• [YOUR OBJECTIVE]: Return the lines that run from the line containing "What's the underlying" through the end of the entries, both ends included. Leave out all pictures.

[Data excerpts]
....

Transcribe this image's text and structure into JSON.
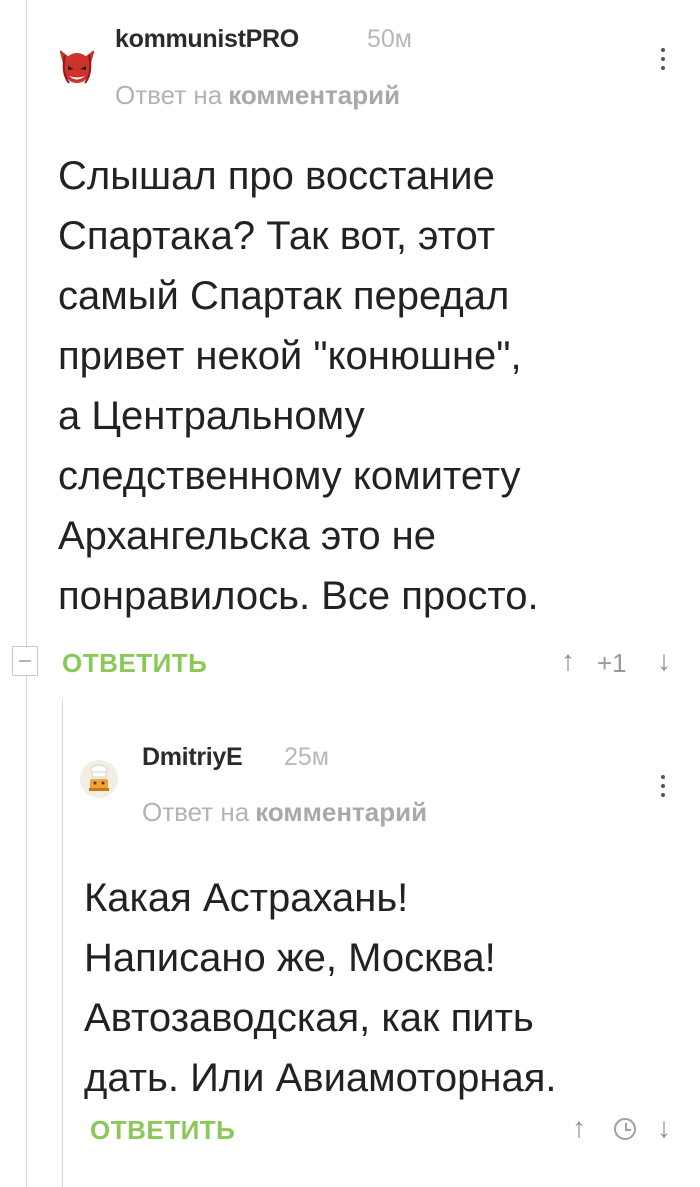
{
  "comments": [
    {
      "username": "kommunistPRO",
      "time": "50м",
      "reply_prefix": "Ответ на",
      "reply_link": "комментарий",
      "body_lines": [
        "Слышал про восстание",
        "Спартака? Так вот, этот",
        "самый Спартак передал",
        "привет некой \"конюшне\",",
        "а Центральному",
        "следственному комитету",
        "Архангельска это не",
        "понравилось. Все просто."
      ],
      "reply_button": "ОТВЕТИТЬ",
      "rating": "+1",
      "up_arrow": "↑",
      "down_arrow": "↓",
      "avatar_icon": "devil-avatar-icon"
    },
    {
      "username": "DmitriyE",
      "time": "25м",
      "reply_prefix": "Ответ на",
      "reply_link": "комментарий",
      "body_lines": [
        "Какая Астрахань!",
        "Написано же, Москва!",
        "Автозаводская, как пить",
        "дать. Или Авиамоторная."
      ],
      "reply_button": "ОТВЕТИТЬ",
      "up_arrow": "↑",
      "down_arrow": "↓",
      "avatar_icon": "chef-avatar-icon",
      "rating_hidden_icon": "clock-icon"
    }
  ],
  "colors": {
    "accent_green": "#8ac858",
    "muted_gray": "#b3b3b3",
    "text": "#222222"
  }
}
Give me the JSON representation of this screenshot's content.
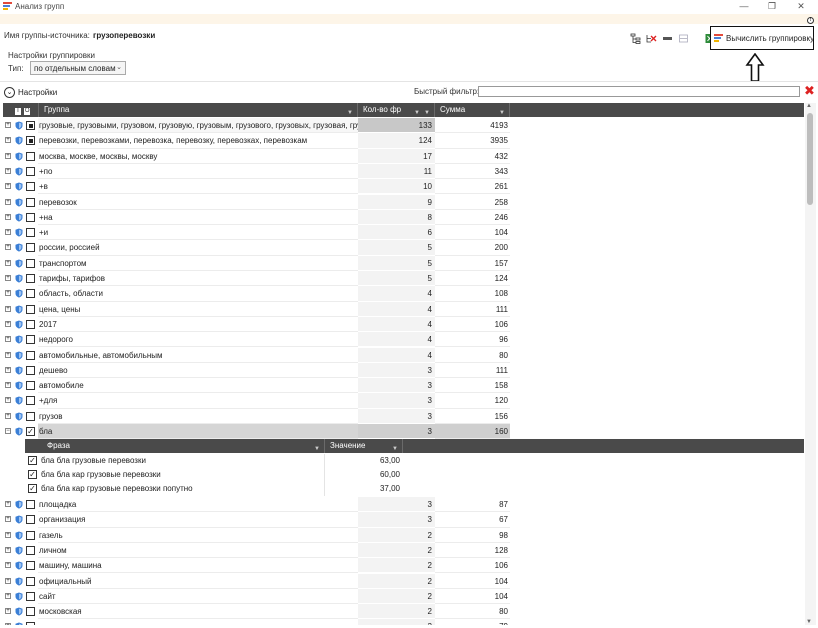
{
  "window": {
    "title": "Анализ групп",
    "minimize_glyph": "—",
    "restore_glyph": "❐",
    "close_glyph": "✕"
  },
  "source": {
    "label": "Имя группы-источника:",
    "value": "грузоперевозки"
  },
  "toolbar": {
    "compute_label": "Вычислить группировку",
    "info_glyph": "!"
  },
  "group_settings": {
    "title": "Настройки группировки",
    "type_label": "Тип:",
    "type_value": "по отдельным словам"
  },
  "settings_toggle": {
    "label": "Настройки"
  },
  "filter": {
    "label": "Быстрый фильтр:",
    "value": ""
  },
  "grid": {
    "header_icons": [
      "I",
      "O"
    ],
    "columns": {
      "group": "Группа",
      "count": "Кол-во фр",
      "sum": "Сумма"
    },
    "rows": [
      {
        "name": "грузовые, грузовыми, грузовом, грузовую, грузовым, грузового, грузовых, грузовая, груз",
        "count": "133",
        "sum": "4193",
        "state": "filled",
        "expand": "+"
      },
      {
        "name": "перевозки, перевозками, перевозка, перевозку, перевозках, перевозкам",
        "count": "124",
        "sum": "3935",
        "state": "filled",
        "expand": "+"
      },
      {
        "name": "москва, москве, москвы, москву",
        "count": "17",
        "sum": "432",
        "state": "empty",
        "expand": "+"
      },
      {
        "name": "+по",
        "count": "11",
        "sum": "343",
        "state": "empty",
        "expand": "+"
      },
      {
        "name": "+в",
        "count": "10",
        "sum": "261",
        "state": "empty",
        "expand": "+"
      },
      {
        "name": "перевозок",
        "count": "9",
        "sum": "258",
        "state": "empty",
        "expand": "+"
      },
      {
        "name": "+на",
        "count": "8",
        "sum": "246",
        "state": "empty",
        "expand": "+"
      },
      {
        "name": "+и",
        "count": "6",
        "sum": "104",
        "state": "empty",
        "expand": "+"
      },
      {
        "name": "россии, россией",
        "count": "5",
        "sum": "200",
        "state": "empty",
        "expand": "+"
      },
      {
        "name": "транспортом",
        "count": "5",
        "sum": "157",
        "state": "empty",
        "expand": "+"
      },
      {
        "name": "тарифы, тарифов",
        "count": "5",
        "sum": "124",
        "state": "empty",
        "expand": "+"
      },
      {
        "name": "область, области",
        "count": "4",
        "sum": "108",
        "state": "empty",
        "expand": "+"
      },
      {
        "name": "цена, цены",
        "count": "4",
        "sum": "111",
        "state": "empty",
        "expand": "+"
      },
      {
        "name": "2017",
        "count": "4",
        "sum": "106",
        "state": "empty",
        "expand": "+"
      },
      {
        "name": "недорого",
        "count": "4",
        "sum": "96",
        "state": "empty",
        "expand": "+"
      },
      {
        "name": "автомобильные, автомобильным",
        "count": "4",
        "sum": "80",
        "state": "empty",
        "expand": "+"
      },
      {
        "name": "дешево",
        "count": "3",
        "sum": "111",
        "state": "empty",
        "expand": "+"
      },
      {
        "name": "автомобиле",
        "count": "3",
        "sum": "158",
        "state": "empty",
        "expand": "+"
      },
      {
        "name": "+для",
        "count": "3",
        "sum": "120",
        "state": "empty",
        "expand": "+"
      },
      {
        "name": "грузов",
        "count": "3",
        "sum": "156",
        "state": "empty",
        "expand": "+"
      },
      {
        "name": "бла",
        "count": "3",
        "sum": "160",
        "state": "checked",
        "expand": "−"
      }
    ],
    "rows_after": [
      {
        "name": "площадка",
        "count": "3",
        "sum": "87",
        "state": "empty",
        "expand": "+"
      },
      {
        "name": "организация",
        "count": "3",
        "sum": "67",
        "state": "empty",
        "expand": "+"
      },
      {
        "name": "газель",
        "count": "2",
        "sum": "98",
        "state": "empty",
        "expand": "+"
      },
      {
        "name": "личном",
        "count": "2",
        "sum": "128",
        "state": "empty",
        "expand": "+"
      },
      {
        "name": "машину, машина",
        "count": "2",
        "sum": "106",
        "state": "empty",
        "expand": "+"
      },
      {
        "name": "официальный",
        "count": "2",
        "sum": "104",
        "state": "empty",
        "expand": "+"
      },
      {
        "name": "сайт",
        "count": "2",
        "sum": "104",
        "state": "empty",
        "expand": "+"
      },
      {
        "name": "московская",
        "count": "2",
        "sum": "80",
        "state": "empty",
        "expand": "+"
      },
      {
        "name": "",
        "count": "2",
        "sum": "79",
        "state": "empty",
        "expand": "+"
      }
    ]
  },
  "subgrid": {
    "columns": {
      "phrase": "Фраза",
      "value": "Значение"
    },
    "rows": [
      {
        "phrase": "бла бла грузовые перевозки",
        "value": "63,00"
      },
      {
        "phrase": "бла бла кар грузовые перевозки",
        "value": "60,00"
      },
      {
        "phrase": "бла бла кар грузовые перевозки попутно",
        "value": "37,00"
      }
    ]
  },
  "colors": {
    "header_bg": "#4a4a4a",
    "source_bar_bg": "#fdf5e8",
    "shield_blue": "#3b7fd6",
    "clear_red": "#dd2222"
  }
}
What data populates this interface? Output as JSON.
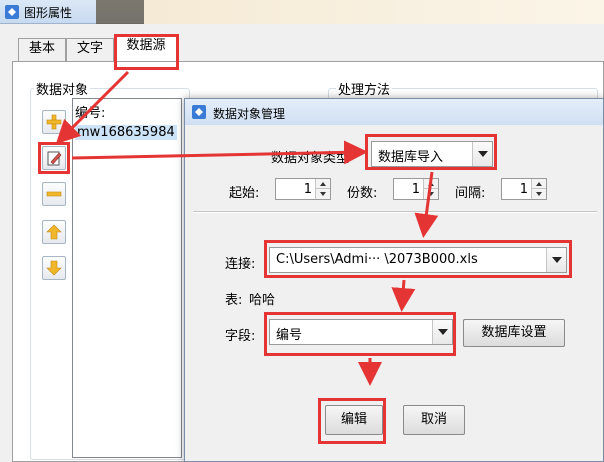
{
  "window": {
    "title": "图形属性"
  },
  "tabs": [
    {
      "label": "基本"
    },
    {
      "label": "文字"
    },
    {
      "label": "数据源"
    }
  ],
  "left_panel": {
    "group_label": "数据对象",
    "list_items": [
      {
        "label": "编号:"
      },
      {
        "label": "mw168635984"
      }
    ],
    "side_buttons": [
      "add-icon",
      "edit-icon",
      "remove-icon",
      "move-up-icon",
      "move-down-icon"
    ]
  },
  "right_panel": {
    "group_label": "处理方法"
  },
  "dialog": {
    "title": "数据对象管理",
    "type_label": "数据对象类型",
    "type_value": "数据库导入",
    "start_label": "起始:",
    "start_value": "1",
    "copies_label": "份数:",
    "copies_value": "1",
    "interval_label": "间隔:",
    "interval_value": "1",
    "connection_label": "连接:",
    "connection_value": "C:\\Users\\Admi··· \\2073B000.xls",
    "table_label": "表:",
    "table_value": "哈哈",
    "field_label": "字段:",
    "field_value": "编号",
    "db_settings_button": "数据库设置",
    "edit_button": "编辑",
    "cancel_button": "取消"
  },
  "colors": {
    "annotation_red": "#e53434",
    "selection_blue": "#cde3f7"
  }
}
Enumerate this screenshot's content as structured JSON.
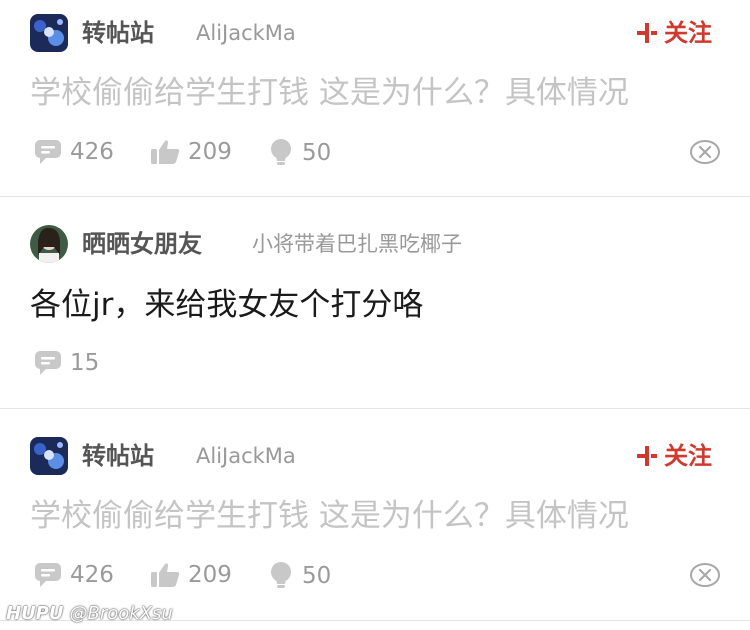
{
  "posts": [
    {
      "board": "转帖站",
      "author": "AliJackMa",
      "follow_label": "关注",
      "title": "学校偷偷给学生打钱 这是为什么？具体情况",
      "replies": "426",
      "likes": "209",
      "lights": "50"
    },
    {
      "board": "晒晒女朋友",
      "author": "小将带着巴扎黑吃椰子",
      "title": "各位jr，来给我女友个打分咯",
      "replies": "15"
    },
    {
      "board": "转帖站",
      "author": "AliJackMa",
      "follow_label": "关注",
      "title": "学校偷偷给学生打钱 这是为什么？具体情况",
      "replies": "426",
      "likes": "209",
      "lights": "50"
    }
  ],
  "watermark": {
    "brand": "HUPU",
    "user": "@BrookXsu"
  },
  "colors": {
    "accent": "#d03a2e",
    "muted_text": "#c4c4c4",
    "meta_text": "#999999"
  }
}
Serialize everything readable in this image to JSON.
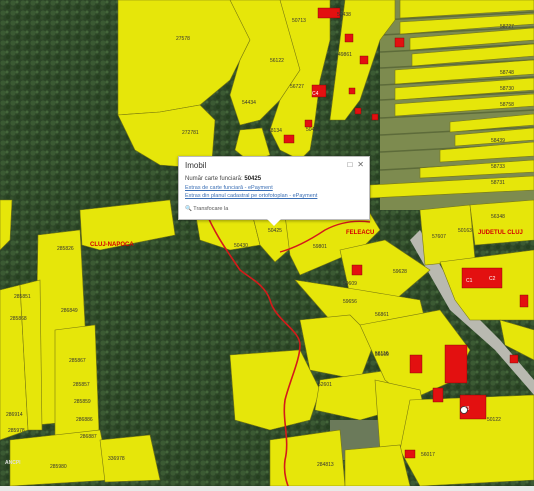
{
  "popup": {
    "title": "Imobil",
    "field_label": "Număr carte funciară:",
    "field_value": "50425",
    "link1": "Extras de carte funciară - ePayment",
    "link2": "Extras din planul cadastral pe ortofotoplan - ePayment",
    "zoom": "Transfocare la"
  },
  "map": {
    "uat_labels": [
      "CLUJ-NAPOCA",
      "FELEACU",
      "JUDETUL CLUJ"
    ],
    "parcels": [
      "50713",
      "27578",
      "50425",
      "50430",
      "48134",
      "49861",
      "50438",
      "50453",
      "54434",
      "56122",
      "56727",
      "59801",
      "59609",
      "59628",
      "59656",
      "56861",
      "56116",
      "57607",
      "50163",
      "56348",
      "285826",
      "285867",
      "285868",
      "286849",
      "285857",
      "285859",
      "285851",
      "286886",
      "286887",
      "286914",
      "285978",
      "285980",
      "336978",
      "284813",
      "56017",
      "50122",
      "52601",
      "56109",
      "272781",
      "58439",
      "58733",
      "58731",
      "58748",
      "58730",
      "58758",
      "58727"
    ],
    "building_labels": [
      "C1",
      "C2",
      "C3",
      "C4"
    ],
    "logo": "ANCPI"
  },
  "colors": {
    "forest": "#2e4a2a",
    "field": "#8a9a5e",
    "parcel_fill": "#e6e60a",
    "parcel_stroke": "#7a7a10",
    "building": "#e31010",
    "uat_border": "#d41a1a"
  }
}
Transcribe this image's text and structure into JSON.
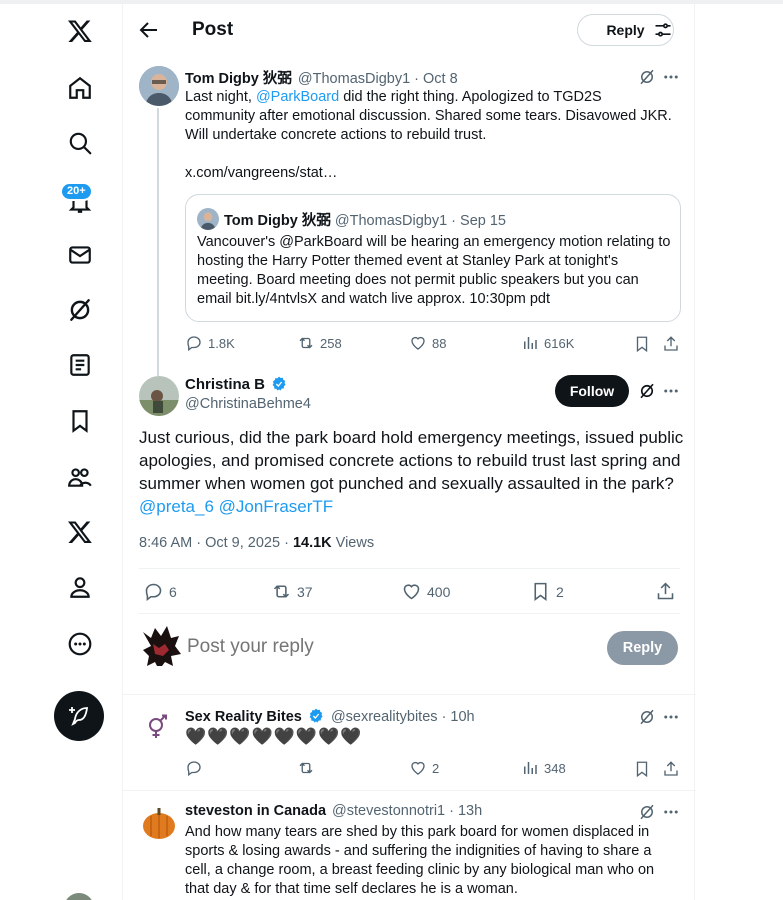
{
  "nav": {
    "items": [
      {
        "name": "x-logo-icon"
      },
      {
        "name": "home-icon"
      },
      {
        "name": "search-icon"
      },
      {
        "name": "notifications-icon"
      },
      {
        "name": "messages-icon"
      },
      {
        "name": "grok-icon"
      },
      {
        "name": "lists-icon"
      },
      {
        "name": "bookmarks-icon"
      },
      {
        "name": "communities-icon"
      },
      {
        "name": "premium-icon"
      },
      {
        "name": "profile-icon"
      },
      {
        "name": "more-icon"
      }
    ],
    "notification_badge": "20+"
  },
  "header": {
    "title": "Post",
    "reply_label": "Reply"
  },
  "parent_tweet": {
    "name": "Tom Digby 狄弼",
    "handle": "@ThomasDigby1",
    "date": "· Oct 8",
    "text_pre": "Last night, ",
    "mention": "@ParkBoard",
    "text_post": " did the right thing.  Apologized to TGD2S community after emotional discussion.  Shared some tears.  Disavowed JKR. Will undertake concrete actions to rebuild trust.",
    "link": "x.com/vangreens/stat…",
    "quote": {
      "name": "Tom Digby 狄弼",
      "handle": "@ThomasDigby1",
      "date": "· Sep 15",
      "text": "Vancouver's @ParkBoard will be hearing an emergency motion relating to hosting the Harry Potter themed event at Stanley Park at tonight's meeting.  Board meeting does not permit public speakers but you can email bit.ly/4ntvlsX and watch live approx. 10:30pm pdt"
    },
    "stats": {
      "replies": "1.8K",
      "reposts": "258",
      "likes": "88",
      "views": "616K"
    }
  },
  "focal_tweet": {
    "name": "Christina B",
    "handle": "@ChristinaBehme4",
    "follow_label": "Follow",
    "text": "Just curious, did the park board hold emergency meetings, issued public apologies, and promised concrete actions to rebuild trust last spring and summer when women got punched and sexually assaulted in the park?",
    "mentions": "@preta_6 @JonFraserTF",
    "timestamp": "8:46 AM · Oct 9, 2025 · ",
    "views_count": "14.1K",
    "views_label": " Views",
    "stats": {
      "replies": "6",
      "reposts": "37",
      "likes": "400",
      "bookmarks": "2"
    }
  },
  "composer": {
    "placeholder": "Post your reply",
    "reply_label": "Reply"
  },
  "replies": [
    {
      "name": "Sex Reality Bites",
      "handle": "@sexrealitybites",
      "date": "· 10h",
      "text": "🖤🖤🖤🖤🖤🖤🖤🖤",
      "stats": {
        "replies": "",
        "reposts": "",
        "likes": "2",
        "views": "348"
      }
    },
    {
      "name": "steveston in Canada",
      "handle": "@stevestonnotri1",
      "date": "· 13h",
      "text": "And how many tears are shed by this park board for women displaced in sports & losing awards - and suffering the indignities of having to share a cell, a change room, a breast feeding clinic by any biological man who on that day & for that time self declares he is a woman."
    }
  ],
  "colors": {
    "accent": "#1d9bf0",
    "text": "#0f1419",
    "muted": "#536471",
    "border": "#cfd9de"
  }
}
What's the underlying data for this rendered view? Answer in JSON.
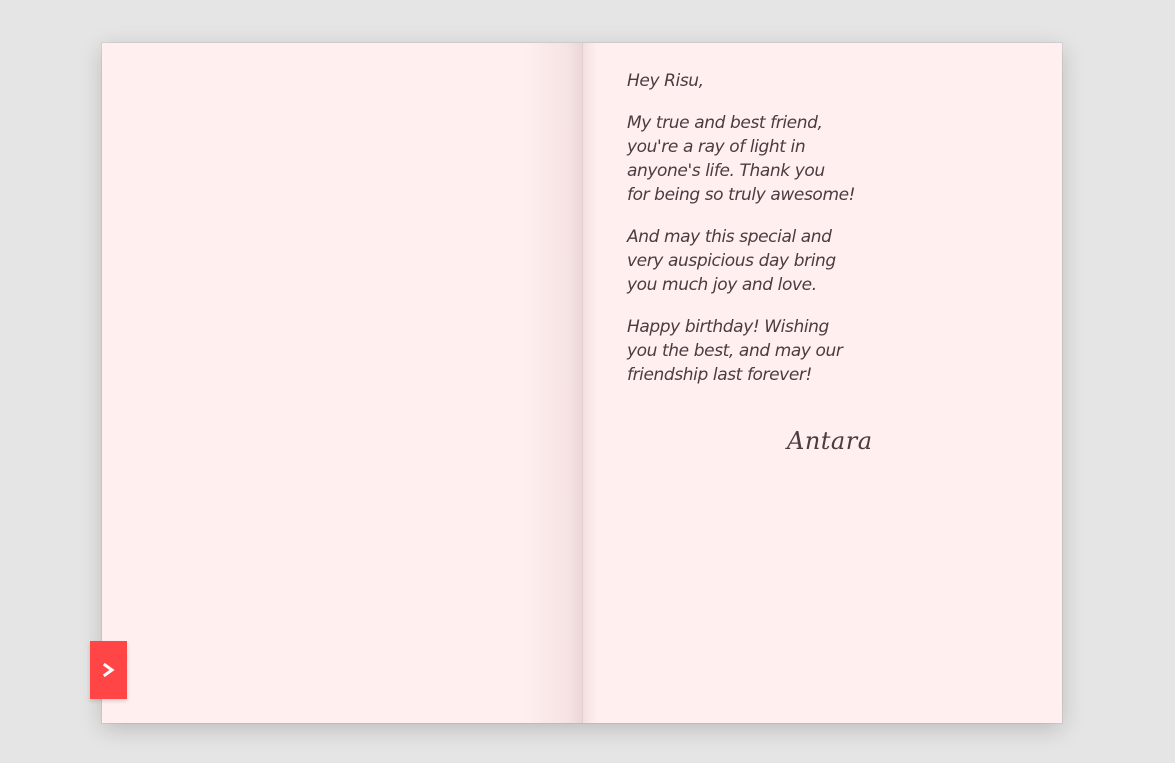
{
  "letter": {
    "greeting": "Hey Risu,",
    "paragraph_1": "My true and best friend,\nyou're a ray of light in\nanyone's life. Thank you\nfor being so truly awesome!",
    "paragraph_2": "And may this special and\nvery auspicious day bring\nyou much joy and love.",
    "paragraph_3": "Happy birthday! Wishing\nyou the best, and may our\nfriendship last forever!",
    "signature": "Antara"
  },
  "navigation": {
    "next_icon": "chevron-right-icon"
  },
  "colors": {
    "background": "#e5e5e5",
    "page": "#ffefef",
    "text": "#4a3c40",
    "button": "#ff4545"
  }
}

....

• [FINISHED ANSWER]:
What's the underlying data for this rendered view? Answer in JSON.
{
  "letter": {
    "greeting": "Hey Risu,",
    "paragraph_1": "My true and best friend,\nyou're a ray of light in\nanyone's life. Thank you\nfor being so truly awesome!",
    "paragraph_2": "And may this special and\nvery auspicious day bring\nyou much joy and love.",
    "paragraph_3": "Happy birthday! Wishing\nyou the best, and may our\nfriendship last forever!",
    "signature": "Antara"
  },
  "navigation": {
    "next_icon": "chevron-right-icon"
  },
  "colors": {
    "background": "#e5e5e5",
    "page": "#ffefef",
    "text": "#4a3c40",
    "button": "#ff4545"
  }
}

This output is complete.